_DATA FOR THE TASK_
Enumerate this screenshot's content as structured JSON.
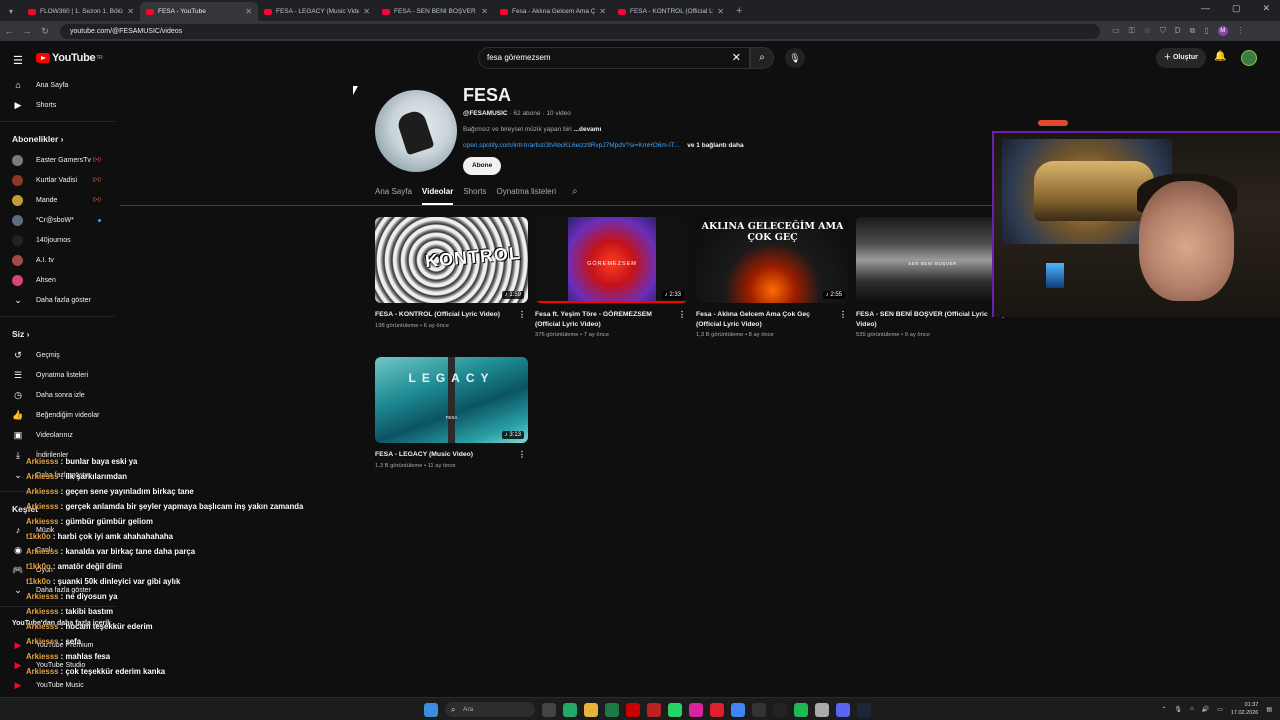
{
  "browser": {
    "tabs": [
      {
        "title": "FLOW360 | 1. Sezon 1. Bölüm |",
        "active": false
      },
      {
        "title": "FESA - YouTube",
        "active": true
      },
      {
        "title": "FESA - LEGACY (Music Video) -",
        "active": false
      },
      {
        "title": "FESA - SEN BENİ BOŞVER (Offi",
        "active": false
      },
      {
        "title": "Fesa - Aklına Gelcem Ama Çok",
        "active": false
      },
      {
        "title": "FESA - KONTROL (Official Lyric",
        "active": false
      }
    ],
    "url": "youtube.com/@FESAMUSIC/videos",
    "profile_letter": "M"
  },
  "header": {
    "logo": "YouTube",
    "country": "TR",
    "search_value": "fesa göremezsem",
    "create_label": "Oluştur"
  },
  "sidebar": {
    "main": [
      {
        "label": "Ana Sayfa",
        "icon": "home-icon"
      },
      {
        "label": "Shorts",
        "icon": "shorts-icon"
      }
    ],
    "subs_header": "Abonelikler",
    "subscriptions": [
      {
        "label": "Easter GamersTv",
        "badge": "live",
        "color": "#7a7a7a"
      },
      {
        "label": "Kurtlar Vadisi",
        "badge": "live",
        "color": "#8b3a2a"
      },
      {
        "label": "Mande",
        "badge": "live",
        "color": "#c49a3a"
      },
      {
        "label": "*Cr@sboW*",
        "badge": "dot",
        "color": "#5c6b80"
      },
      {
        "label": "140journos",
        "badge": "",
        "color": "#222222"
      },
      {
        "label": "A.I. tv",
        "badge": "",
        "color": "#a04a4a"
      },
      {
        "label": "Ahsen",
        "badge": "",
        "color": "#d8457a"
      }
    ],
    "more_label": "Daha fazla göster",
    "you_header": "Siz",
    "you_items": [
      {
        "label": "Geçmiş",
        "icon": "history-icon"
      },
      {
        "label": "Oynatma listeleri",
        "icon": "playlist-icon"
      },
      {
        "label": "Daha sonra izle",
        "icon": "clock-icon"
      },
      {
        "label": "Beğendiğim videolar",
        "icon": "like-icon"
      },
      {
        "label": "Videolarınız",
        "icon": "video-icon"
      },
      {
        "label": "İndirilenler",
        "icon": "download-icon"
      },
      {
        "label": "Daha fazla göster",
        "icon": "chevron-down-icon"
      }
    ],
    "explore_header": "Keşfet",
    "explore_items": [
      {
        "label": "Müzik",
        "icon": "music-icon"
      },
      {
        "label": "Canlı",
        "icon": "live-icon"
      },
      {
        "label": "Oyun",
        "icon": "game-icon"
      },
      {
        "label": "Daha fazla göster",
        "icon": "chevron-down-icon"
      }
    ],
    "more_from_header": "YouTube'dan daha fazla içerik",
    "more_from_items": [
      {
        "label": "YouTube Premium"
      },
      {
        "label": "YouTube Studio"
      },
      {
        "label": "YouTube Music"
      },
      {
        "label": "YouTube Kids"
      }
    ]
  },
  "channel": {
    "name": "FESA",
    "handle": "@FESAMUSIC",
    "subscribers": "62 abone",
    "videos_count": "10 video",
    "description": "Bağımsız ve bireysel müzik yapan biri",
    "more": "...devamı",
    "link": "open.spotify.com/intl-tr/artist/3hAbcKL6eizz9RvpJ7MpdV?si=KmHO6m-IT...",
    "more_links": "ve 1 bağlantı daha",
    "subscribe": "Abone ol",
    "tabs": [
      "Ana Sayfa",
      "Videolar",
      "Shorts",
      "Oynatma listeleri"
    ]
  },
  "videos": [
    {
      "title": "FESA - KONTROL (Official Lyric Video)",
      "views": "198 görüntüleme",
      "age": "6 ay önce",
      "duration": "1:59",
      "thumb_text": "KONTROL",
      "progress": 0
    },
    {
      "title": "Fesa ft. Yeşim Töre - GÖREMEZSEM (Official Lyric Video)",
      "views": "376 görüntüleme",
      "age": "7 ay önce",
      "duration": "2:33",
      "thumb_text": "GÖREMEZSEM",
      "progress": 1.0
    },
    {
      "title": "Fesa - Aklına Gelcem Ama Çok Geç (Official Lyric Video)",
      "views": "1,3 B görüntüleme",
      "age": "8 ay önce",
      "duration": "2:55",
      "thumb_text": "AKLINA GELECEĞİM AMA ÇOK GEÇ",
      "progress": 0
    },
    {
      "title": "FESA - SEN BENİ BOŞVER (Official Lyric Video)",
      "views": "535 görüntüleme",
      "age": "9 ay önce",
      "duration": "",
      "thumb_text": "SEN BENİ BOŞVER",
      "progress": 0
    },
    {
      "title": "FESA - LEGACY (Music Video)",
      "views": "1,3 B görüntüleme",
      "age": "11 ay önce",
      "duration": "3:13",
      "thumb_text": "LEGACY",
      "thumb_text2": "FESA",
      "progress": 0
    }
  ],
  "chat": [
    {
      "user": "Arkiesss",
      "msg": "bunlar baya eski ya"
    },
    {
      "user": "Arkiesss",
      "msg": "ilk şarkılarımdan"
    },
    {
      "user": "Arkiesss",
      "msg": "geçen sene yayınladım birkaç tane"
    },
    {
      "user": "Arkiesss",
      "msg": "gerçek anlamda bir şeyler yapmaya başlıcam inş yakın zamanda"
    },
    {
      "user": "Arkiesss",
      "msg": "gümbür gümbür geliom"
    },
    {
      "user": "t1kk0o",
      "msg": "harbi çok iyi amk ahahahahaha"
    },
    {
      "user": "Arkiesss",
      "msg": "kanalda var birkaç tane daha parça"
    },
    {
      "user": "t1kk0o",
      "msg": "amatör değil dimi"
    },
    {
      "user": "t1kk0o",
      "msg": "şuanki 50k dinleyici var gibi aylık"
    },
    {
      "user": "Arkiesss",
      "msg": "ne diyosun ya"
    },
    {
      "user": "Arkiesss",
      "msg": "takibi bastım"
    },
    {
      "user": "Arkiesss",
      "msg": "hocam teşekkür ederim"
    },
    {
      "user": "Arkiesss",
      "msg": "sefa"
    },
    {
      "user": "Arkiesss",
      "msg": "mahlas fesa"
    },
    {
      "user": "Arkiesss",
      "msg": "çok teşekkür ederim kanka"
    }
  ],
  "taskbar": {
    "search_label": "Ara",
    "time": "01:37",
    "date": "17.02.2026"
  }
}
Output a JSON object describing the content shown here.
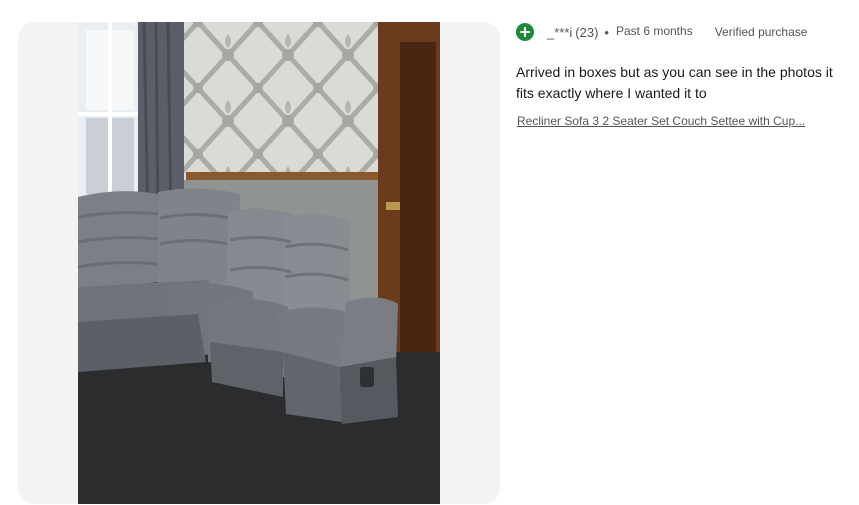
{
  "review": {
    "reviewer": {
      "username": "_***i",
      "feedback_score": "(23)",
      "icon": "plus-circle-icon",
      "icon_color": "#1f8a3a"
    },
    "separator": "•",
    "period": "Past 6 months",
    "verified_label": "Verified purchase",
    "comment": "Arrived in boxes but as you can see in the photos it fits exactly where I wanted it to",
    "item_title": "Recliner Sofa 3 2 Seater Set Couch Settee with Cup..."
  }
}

_WHAT THE TASK REQUIRES_
Note each line of the entries that has "BOŞVER" in it, and copy those lines.

_SOLUTION_
        "title": "FESA - SEN BENİ BOŞVER (Offi",
      "title": "FESA - SEN BENİ BOŞVER (Official Lyric Video)",
      "thumb_text": "SEN BENİ BOŞVER",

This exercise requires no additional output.